# Supplied text
Begin

For 25 of of his 62 years Yasser Arafat has been the leader of the Palestine Liberation Organisation. The world has come to associate the full-lipped, bearded face topped by the traditional black and white checkered keffiyeh, with the Palestinian cause.

Even those people who claim to have little or no interest in politics recognise his picture and his name, in many cases better than they would politicans of their own governments.

Arafat has weathered many political storms in his long career. But the signing of the peace deal with Israel must count as the most critical of them all. Even before the PLO chairman left Tunis for Washington and the historic signing, riots in Gaza and the West Bank had erupted and the death toll continues to rise.

Opposition to the deal includes more than 10 Palestinian groups, ranging from the Islamic resistance movement Hamas to the left wing Democratic Front for the Liberation of Palestine (DFLP). Several leading lights have resigned from the PLO executive committee and have publicly contested the terms of the agreement.

Meanwhile, in the refugee camps in Lebanon and Jordan there is a sense of betrayal. Yasser Abed Rabbo, head of the PLO's information office has said that under the terms of the peace accord Palestinians who fled the West Bank and Gaza in 1967 and their descendants, would be allowed to return. Such a return could involve as many as a million people.

However, there has been no mention of the much larger numbers of Palestinians who fled the country in 1948 after the state of Israel was declared and, understandably, these refugees are concerned about exactly where the deal with Israel will leave them. Israel denies it has reached any agreement involving refugee returns at this stage.

Arafat has been criticised, even by those close to him, for the haste involved in signing the accord with Israel. In a recent statement Suleiman Najab, a member of the PLO executive committee who voted in favour of the the peace agreement conceeded he personally felt the operation had been conducted in something of a rush. "We should first secure Arab agreement and backing through an emergency summit. This would be more in harmony with our pan-Arab commitments and with agreements we have made with our Arab brothers", he observed.

End

# Given task a
Name every person the Arafat article mentions by name.

# Exercise input
Begin

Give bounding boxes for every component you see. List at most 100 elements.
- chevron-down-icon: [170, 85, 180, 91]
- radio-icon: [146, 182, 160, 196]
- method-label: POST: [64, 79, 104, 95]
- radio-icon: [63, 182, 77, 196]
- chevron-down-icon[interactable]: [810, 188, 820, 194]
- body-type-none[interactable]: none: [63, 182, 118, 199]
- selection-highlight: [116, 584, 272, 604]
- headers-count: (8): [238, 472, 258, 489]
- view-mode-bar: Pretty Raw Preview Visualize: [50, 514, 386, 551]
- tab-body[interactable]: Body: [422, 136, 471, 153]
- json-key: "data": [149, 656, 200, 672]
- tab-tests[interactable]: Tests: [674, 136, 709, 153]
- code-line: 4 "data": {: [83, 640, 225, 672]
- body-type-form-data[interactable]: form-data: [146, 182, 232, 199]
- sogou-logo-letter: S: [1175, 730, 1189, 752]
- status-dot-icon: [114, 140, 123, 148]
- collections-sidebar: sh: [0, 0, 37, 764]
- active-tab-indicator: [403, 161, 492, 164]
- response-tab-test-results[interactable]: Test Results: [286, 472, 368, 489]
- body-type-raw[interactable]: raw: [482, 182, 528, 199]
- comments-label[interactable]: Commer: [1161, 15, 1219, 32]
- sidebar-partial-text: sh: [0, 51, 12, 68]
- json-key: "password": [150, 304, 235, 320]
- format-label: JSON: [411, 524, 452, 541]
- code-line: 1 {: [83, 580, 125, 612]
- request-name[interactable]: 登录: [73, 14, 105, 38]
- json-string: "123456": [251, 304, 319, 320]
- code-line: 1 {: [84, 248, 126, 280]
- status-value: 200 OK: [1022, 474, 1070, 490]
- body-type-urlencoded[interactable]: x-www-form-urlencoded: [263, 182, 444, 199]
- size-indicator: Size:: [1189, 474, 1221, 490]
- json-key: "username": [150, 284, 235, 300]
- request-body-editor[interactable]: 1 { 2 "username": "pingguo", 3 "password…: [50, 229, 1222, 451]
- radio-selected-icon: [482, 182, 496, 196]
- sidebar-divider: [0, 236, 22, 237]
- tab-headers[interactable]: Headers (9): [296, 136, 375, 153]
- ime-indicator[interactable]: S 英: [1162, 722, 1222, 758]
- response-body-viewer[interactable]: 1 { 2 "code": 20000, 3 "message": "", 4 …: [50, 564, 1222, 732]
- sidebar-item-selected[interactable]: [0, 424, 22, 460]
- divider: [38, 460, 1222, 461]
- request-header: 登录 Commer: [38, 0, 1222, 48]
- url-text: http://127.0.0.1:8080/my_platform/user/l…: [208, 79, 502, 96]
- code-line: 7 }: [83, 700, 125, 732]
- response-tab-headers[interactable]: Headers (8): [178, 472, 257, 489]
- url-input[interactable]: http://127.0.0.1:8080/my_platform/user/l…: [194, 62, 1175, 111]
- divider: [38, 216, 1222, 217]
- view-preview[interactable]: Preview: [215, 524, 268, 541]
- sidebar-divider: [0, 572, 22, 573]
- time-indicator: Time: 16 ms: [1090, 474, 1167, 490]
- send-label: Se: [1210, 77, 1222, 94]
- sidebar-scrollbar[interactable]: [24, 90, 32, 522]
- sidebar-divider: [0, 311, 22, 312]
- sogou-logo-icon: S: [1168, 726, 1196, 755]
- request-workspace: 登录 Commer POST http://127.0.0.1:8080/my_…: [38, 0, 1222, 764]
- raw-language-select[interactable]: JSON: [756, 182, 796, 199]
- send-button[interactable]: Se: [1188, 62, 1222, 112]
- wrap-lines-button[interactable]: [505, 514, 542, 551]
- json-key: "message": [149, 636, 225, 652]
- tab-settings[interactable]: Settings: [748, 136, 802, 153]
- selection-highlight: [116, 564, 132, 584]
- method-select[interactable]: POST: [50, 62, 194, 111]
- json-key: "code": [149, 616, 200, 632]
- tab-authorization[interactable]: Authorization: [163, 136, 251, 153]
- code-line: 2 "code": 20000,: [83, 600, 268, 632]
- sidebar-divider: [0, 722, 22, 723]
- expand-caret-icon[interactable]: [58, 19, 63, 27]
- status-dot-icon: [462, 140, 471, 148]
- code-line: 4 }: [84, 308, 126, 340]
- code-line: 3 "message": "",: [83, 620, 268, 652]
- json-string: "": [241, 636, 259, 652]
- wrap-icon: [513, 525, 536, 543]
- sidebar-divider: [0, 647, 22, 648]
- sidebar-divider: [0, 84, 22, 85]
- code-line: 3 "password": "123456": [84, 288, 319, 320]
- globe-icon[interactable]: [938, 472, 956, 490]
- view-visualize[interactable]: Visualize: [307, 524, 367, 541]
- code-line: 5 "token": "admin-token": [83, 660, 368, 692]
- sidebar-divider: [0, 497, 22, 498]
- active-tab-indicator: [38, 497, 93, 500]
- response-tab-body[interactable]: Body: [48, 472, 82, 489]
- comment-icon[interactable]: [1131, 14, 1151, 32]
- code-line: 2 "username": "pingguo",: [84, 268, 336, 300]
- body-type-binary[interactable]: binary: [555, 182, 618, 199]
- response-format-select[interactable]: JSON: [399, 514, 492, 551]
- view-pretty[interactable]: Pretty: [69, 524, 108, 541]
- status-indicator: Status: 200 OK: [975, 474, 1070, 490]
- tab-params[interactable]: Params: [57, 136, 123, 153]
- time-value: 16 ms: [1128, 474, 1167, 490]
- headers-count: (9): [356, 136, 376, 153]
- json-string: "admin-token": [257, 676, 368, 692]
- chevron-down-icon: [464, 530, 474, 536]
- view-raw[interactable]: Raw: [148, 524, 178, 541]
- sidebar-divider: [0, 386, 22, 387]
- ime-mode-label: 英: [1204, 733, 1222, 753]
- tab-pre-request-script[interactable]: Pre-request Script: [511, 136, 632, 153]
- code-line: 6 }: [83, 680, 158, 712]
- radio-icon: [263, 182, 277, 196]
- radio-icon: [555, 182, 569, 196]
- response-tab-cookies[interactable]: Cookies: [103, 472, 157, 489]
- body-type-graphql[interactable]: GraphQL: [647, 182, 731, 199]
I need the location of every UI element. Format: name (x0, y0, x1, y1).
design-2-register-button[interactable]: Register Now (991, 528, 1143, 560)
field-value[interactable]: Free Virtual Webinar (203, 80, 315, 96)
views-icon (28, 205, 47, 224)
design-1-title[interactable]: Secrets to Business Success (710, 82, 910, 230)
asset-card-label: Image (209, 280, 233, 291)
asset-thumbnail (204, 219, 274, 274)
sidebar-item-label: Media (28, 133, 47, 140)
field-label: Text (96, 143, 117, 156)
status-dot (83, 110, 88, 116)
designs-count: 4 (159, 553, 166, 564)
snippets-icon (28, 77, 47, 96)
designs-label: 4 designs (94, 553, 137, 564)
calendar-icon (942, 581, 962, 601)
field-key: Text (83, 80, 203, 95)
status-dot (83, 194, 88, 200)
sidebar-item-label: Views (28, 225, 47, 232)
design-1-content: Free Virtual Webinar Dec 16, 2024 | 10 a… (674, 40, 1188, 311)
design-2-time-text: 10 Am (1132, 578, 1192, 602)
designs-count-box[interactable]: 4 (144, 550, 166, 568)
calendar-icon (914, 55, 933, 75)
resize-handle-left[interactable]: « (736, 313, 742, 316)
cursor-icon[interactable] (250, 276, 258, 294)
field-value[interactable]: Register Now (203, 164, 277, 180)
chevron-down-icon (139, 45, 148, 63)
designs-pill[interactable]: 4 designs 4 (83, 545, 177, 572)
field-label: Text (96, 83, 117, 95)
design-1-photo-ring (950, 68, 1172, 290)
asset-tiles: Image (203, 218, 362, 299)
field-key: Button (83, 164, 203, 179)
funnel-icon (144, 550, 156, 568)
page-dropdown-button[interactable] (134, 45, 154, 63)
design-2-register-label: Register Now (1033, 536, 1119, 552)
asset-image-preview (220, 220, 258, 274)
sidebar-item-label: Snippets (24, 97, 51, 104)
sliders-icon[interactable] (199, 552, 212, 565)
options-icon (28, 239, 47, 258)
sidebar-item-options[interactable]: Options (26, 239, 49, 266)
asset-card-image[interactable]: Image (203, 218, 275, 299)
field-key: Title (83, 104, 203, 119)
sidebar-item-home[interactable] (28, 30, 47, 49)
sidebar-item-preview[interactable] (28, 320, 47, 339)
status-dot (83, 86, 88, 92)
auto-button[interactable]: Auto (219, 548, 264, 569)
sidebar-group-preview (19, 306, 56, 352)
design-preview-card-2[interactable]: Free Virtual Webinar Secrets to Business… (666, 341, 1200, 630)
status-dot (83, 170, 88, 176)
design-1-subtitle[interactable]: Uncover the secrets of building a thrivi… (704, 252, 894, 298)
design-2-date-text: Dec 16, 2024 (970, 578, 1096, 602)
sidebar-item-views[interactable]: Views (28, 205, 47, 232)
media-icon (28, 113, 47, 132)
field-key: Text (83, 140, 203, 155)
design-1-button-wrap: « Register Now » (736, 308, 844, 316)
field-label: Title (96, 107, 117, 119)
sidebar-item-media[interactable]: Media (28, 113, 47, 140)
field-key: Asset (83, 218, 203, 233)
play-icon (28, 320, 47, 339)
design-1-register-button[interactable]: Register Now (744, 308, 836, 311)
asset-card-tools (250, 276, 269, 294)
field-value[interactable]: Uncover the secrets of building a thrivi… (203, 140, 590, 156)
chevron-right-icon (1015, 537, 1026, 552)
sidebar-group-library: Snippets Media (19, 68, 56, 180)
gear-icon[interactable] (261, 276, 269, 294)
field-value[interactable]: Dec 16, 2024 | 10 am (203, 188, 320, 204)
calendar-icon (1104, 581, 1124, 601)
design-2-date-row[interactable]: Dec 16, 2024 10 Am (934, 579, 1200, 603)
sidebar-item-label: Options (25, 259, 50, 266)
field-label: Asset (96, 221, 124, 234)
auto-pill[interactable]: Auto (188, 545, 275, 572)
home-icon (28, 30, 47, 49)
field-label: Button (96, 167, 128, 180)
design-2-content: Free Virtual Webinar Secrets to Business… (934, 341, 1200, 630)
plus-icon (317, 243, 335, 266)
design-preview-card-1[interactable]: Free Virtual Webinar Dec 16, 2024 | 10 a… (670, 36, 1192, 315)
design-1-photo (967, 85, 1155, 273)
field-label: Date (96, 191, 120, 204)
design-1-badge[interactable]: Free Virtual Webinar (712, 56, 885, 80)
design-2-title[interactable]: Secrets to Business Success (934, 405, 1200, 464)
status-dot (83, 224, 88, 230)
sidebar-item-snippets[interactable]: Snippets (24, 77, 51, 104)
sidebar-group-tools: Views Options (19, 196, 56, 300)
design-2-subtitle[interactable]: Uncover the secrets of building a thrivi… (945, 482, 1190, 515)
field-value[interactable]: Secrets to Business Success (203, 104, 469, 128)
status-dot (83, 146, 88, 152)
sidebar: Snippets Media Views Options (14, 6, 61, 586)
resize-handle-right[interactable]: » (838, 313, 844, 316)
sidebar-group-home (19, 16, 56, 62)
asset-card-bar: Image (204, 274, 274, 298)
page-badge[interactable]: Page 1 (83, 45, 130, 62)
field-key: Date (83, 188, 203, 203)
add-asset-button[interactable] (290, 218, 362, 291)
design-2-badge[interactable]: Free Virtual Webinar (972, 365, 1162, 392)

End

# Given task b
Return the listing lines exactly, beginning with the first line of the listing and stopping after the line that contains "- chevron-down-icon[interactable]: [810, 188, 820, 194]".

# Exercise result a
Yasser Arafat, Yasser Abed Rabbo, Suleiman Najab

# Exercise result b
Give bounding boxes for every component you see. List at most 100 elements.
- chevron-down-icon: [170, 85, 180, 91]
- radio-icon: [146, 182, 160, 196]
- method-label: POST: [64, 79, 104, 95]
- radio-icon: [63, 182, 77, 196]
- chevron-down-icon[interactable]: [810, 188, 820, 194]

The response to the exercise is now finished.